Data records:

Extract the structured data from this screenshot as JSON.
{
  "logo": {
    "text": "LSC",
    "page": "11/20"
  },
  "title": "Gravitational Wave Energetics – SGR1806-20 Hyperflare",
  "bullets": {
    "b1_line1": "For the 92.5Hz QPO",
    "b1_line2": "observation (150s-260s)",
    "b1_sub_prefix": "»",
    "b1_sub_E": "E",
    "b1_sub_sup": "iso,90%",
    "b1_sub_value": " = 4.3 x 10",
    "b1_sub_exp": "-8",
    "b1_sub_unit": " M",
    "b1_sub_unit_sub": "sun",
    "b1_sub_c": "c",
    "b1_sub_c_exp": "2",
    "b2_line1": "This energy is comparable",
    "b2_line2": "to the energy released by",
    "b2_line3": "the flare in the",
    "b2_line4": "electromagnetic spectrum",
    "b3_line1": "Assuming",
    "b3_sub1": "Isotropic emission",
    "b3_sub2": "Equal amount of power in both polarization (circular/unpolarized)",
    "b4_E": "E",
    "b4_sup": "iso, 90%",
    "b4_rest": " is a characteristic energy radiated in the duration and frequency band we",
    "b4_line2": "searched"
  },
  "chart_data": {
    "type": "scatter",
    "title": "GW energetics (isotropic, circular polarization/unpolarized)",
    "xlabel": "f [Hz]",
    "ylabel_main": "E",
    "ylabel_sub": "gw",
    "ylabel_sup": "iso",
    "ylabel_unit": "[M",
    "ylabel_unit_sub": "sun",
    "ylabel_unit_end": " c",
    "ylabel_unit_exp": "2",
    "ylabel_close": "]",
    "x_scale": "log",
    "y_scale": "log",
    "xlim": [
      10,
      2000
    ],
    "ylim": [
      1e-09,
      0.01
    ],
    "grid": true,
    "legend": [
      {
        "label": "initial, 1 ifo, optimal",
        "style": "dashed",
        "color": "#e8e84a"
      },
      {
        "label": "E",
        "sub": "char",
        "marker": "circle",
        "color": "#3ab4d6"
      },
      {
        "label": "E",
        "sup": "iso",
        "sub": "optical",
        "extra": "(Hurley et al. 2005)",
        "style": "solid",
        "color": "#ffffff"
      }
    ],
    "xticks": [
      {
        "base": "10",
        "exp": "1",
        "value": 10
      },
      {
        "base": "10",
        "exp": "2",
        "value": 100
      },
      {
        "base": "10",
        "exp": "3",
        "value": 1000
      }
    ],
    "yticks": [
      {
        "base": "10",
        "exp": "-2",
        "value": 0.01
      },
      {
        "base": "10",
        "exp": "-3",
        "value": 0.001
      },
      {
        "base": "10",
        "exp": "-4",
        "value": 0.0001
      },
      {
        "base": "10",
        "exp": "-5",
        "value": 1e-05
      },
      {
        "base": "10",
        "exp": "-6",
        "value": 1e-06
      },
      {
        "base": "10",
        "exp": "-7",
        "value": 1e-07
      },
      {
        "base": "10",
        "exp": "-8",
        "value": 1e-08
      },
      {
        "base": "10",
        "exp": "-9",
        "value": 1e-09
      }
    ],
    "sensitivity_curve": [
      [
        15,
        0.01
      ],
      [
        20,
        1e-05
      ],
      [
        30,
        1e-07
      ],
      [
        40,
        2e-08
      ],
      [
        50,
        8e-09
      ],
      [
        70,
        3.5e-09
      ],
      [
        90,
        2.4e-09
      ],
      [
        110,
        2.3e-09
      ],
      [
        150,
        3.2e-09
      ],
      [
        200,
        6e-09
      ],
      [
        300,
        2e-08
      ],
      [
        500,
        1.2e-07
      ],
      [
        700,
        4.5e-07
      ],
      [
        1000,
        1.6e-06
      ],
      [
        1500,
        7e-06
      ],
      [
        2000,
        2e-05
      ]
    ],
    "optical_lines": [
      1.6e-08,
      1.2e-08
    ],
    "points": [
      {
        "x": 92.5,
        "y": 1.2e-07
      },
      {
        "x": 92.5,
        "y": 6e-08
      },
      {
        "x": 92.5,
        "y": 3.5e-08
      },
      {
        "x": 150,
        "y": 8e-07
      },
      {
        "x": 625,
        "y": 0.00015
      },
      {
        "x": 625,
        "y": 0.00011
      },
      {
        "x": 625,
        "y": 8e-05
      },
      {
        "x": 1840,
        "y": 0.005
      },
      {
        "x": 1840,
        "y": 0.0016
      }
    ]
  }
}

### What you need to do
Extract, from the listing above, every line where the string "polarization" occurs.

### Result
    "b3_sub2": "Equal amount of power in both polarization (circular/unpolarized)",
    "title": "GW energetics (isotropic, circular polarization/unpolarized)",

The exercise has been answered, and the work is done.